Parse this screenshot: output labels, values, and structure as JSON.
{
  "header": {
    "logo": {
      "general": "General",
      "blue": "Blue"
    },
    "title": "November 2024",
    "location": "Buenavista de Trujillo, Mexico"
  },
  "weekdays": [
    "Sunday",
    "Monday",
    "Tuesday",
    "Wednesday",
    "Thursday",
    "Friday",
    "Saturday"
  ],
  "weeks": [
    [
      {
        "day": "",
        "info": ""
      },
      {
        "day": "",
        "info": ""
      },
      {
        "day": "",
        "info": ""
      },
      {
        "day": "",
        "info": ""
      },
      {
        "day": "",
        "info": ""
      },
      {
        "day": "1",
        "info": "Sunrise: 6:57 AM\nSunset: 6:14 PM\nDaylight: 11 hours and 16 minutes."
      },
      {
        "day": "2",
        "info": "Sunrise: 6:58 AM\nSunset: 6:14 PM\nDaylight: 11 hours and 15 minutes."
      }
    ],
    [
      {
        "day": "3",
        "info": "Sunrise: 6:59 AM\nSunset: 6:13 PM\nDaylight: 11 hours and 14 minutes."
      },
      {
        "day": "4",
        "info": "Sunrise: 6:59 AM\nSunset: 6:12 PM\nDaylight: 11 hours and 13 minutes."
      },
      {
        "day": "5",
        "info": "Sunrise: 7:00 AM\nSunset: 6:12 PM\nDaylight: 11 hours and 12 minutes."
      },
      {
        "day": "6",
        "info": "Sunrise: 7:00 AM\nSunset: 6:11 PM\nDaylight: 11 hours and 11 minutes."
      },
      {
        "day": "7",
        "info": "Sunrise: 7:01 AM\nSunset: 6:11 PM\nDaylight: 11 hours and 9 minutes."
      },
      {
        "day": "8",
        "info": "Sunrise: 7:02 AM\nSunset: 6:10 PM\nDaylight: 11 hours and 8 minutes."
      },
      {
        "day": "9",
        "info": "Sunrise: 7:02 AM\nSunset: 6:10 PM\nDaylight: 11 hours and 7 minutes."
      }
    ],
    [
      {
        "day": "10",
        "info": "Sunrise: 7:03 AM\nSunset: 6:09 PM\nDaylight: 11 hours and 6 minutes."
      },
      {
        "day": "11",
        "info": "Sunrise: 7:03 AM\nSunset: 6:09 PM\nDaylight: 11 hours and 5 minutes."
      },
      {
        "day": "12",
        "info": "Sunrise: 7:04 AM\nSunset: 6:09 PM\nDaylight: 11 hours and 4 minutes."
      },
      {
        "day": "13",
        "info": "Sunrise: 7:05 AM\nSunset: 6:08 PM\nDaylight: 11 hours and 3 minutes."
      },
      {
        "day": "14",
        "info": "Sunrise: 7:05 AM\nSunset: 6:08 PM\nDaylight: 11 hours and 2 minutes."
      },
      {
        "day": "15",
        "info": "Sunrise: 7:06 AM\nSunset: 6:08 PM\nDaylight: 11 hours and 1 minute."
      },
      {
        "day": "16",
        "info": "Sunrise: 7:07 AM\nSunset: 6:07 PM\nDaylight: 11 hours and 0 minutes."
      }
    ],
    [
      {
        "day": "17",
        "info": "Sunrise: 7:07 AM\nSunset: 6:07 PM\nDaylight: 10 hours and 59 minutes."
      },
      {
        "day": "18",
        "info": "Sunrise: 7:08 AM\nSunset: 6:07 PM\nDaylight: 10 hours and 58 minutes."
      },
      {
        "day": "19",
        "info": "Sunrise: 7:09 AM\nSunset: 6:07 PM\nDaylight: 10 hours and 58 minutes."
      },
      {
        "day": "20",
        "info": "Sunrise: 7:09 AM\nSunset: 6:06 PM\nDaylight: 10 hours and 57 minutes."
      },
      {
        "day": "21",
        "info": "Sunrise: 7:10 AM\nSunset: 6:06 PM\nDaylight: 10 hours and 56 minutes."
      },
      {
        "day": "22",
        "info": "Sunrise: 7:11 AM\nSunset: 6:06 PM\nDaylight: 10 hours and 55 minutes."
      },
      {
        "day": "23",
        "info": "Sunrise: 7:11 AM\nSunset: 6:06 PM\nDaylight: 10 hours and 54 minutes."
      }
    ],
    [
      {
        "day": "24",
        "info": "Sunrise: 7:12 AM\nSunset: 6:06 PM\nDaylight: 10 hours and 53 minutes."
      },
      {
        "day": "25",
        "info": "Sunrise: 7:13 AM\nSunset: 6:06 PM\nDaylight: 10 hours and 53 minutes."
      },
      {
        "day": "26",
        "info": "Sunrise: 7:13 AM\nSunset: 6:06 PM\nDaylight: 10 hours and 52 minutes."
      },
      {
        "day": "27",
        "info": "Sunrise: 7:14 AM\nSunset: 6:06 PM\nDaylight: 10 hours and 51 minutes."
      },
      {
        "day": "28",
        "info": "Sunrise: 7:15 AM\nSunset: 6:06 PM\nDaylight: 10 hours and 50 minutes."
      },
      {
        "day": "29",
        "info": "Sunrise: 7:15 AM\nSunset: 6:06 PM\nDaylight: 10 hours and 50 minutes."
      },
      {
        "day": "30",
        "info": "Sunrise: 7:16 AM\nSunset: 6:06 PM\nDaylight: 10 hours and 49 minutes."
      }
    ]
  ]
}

◆ DO THIS: Make a verbatim copy of every entry shown above.

◆ THE COMPLETED TASK:
Parse this screenshot: output labels, values, and structure as JSON.
{
  "header": {
    "logo": {
      "general": "General",
      "blue": "Blue"
    },
    "title": "November 2024",
    "location": "Buenavista de Trujillo, Mexico"
  },
  "weekdays": [
    "Sunday",
    "Monday",
    "Tuesday",
    "Wednesday",
    "Thursday",
    "Friday",
    "Saturday"
  ],
  "weeks": [
    [
      {
        "day": "",
        "info": ""
      },
      {
        "day": "",
        "info": ""
      },
      {
        "day": "",
        "info": ""
      },
      {
        "day": "",
        "info": ""
      },
      {
        "day": "",
        "info": ""
      },
      {
        "day": "1",
        "info": "Sunrise: 6:57 AM\nSunset: 6:14 PM\nDaylight: 11 hours and 16 minutes."
      },
      {
        "day": "2",
        "info": "Sunrise: 6:58 AM\nSunset: 6:14 PM\nDaylight: 11 hours and 15 minutes."
      }
    ],
    [
      {
        "day": "3",
        "info": "Sunrise: 6:59 AM\nSunset: 6:13 PM\nDaylight: 11 hours and 14 minutes."
      },
      {
        "day": "4",
        "info": "Sunrise: 6:59 AM\nSunset: 6:12 PM\nDaylight: 11 hours and 13 minutes."
      },
      {
        "day": "5",
        "info": "Sunrise: 7:00 AM\nSunset: 6:12 PM\nDaylight: 11 hours and 12 minutes."
      },
      {
        "day": "6",
        "info": "Sunrise: 7:00 AM\nSunset: 6:11 PM\nDaylight: 11 hours and 11 minutes."
      },
      {
        "day": "7",
        "info": "Sunrise: 7:01 AM\nSunset: 6:11 PM\nDaylight: 11 hours and 9 minutes."
      },
      {
        "day": "8",
        "info": "Sunrise: 7:02 AM\nSunset: 6:10 PM\nDaylight: 11 hours and 8 minutes."
      },
      {
        "day": "9",
        "info": "Sunrise: 7:02 AM\nSunset: 6:10 PM\nDaylight: 11 hours and 7 minutes."
      }
    ],
    [
      {
        "day": "10",
        "info": "Sunrise: 7:03 AM\nSunset: 6:09 PM\nDaylight: 11 hours and 6 minutes."
      },
      {
        "day": "11",
        "info": "Sunrise: 7:03 AM\nSunset: 6:09 PM\nDaylight: 11 hours and 5 minutes."
      },
      {
        "day": "12",
        "info": "Sunrise: 7:04 AM\nSunset: 6:09 PM\nDaylight: 11 hours and 4 minutes."
      },
      {
        "day": "13",
        "info": "Sunrise: 7:05 AM\nSunset: 6:08 PM\nDaylight: 11 hours and 3 minutes."
      },
      {
        "day": "14",
        "info": "Sunrise: 7:05 AM\nSunset: 6:08 PM\nDaylight: 11 hours and 2 minutes."
      },
      {
        "day": "15",
        "info": "Sunrise: 7:06 AM\nSunset: 6:08 PM\nDaylight: 11 hours and 1 minute."
      },
      {
        "day": "16",
        "info": "Sunrise: 7:07 AM\nSunset: 6:07 PM\nDaylight: 11 hours and 0 minutes."
      }
    ],
    [
      {
        "day": "17",
        "info": "Sunrise: 7:07 AM\nSunset: 6:07 PM\nDaylight: 10 hours and 59 minutes."
      },
      {
        "day": "18",
        "info": "Sunrise: 7:08 AM\nSunset: 6:07 PM\nDaylight: 10 hours and 58 minutes."
      },
      {
        "day": "19",
        "info": "Sunrise: 7:09 AM\nSunset: 6:07 PM\nDaylight: 10 hours and 58 minutes."
      },
      {
        "day": "20",
        "info": "Sunrise: 7:09 AM\nSunset: 6:06 PM\nDaylight: 10 hours and 57 minutes."
      },
      {
        "day": "21",
        "info": "Sunrise: 7:10 AM\nSunset: 6:06 PM\nDaylight: 10 hours and 56 minutes."
      },
      {
        "day": "22",
        "info": "Sunrise: 7:11 AM\nSunset: 6:06 PM\nDaylight: 10 hours and 55 minutes."
      },
      {
        "day": "23",
        "info": "Sunrise: 7:11 AM\nSunset: 6:06 PM\nDaylight: 10 hours and 54 minutes."
      }
    ],
    [
      {
        "day": "24",
        "info": "Sunrise: 7:12 AM\nSunset: 6:06 PM\nDaylight: 10 hours and 53 minutes."
      },
      {
        "day": "25",
        "info": "Sunrise: 7:13 AM\nSunset: 6:06 PM\nDaylight: 10 hours and 53 minutes."
      },
      {
        "day": "26",
        "info": "Sunrise: 7:13 AM\nSunset: 6:06 PM\nDaylight: 10 hours and 52 minutes."
      },
      {
        "day": "27",
        "info": "Sunrise: 7:14 AM\nSunset: 6:06 PM\nDaylight: 10 hours and 51 minutes."
      },
      {
        "day": "28",
        "info": "Sunrise: 7:15 AM\nSunset: 6:06 PM\nDaylight: 10 hours and 50 minutes."
      },
      {
        "day": "29",
        "info": "Sunrise: 7:15 AM\nSunset: 6:06 PM\nDaylight: 10 hours and 50 minutes."
      },
      {
        "day": "30",
        "info": "Sunrise: 7:16 AM\nSunset: 6:06 PM\nDaylight: 10 hours and 49 minutes."
      }
    ]
  ]
}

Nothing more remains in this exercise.